** Begin EXTRACTED ENTRIES **
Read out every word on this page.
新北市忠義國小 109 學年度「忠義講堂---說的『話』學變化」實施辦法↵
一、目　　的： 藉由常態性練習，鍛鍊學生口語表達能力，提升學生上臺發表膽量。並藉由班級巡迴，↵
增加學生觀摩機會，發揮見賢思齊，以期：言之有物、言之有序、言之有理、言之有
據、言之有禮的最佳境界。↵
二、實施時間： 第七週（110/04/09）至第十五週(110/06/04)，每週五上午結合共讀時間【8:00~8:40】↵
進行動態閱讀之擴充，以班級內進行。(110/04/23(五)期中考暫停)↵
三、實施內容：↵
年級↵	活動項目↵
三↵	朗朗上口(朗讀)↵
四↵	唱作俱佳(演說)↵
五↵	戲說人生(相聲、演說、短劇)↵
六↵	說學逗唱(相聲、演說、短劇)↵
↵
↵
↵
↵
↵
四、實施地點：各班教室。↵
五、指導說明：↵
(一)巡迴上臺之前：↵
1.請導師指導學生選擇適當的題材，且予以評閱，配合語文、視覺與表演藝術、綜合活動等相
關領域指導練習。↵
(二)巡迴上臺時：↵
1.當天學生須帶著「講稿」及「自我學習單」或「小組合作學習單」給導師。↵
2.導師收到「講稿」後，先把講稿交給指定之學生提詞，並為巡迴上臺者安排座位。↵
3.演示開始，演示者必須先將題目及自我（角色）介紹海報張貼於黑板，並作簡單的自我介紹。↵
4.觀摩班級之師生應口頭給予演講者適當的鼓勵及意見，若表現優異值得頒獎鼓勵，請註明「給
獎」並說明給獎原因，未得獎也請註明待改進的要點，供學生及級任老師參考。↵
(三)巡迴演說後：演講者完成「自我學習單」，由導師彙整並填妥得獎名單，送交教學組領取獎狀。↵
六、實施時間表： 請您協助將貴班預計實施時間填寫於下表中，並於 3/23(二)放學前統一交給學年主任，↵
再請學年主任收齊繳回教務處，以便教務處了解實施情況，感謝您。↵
** End EXTRACTED ENTRIES **
*REQUIRED WORK:*
Read through the entries and copy each line in which "自我學習單" appears.

*RESPONSE TO THIS EXERCISE:*
1.當天學生須帶著「講稿」及「自我學習單」或「小組合作學習單」給導師。↵
(三)巡迴演說後：演講者完成「自我學習單」，由導師彙整並填妥得獎名單，送交教學組領取獎狀。↵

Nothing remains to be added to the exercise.